Task instructions:
Output each entry that follows exactly. Images stay out.

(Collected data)
++++

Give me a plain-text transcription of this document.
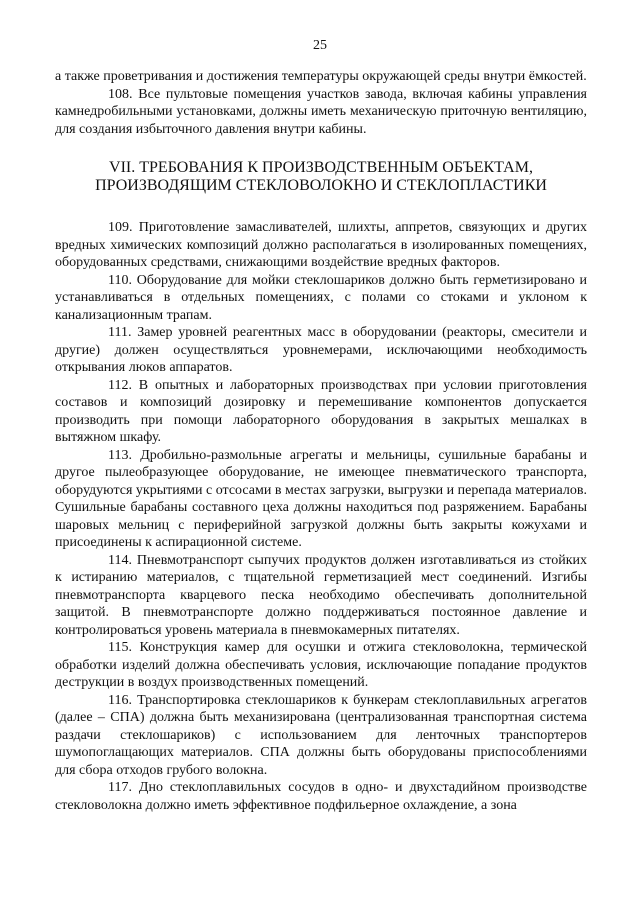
25

а также проветривания и достижения температуры окружающей среды внутри ёмкостей.

108. Все пультовые помещения участков завода, включая кабины управления камнедробильными установками, должны иметь механическую приточную вентиляцию, для создания избыточного давления внутри кабины.

VII. ТРЕБОВАНИЯ К ПРОИЗВОДСТВЕННЫМ ОБЪЕКТАМ,
ПРОИЗВОДЯЩИМ СТЕКЛОВОЛОКНО И СТЕКЛОПЛАСТИКИ

109. Приготовление замасливателей, шлихты, аппретов, связующих и других вредных химических композиций должно располагаться в изолированных помещениях, оборудованных средствами, снижающими воздействие вредных факторов.

110. Оборудование для мойки стеклошариков должно быть герметизировано и устанавливаться в отдельных помещениях, с полами со стоками и уклоном к канализационным трапам.

111. Замер уровней реагентных масс в оборудовании (реакторы, смесители и другие) должен осуществляться уровнемерами, исключающими необходимость открывания люков аппаратов.

112. В опытных и лабораторных производствах при условии приготовления составов и композиций дозировку и перемешивание компонентов допускается производить при помощи лабораторного оборудования в закрытых мешалках в вытяжном шкафу.

113. Дробильно-размольные агрегаты и мельницы, сушильные барабаны и другое пылеобразующее оборудование, не имеющее пневматического транспорта, оборудуются укрытиями с отсосами в местах загрузки, выгрузки и перепада материалов. Сушильные барабаны составного цеха должны находиться под разряжением. Барабаны шаровых мельниц с периферийной загрузкой должны быть закрыты кожухами и присоединены к аспирационной системе.

114. Пневмотранспорт сыпучих продуктов должен изготавливаться из стойких к истиранию материалов, с тщательной герметизацией мест соединений. Изгибы пневмотранспорта кварцевого песка необходимо обеспечивать дополнительной защитой. В пневмотранспорте должно поддерживаться постоянное давление и контролироваться уровень материала в пневмокамерных питателях.

115. Конструкция камер для осушки и отжига стекловолокна, термической обработки изделий должна обеспечивать условия, исключающие попадание продуктов деструкции в воздух производственных помещений.

116. Транспортировка стеклошариков к бункерам стеклоплавильных агрегатов (далее – СПА) должна быть механизирована (централизованная транспортная система раздачи стеклошариков) с использованием для ленточных транспортеров шумопоглащающих материалов. СПА должны быть оборудованы приспособлениями для сбора отходов грубого волокна.

117. Дно стеклоплавильных сосудов в одно- и двухстадийном производстве стекловолокна должно иметь эффективное подфильерное охлаждение, а зона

++++

Final answer:
Give me a plain-text transcription of this document.
25

а также проветривания и достижения температуры окружающей среды внутри ёмкостей.

108. Все пультовые помещения участков завода, включая кабины управления камнедробильными установками, должны иметь механическую приточную вентиляцию, для создания избыточного давления внутри кабины.

VII. ТРЕБОВАНИЯ К ПРОИЗВОДСТВЕННЫМ ОБЪЕКТАМ,
ПРОИЗВОДЯЩИМ СТЕКЛОВОЛОКНО И СТЕКЛОПЛАСТИКИ

109. Приготовление замасливателей, шлихты, аппретов, связующих и других вредных химических композиций должно располагаться в изолированных помещениях, оборудованных средствами, снижающими воздействие вредных факторов.

110. Оборудование для мойки стеклошариков должно быть герметизировано и устанавливаться в отдельных помещениях, с полами со стоками и уклоном к канализационным трапам.

111. Замер уровней реагентных масс в оборудовании (реакторы, смесители и другие) должен осуществляться уровнемерами, исключающими необходимость открывания люков аппаратов.

112. В опытных и лабораторных производствах при условии приготовления составов и композиций дозировку и перемешивание компонентов допускается производить при помощи лабораторного оборудования в закрытых мешалках в вытяжном шкафу.

113. Дробильно-размольные агрегаты и мельницы, сушильные барабаны и другое пылеобразующее оборудование, не имеющее пневматического транспорта, оборудуются укрытиями с отсосами в местах загрузки, выгрузки и перепада материалов. Сушильные барабаны составного цеха должны находиться под разряжением. Барабаны шаровых мельниц с периферийной загрузкой должны быть закрыты кожухами и присоединены к аспирационной системе.

114. Пневмотранспорт сыпучих продуктов должен изготавливаться из стойких к истиранию материалов, с тщательной герметизацией мест соединений. Изгибы пневмотранспорта кварцевого песка необходимо обеспечивать дополнительной защитой. В пневмотранспорте должно поддерживаться постоянное давление и контролироваться уровень материала в пневмокамерных питателях.

115. Конструкция камер для осушки и отжига стекловолокна, термической обработки изделий должна обеспечивать условия, исключающие попадание продуктов деструкции в воздух производственных помещений.

116. Транспортировка стеклошариков к бункерам стеклоплавильных агрегатов (далее – СПА) должна быть механизирована (централизованная транспортная система раздачи стеклошариков) с использованием для ленточных транспортеров шумопоглащающих материалов. СПА должны быть оборудованы приспособлениями для сбора отходов грубого волокна.

117. Дно стеклоплавильных сосудов в одно- и двухстадийном производстве стекловолокна должно иметь эффективное подфильерное охлаждение, а зона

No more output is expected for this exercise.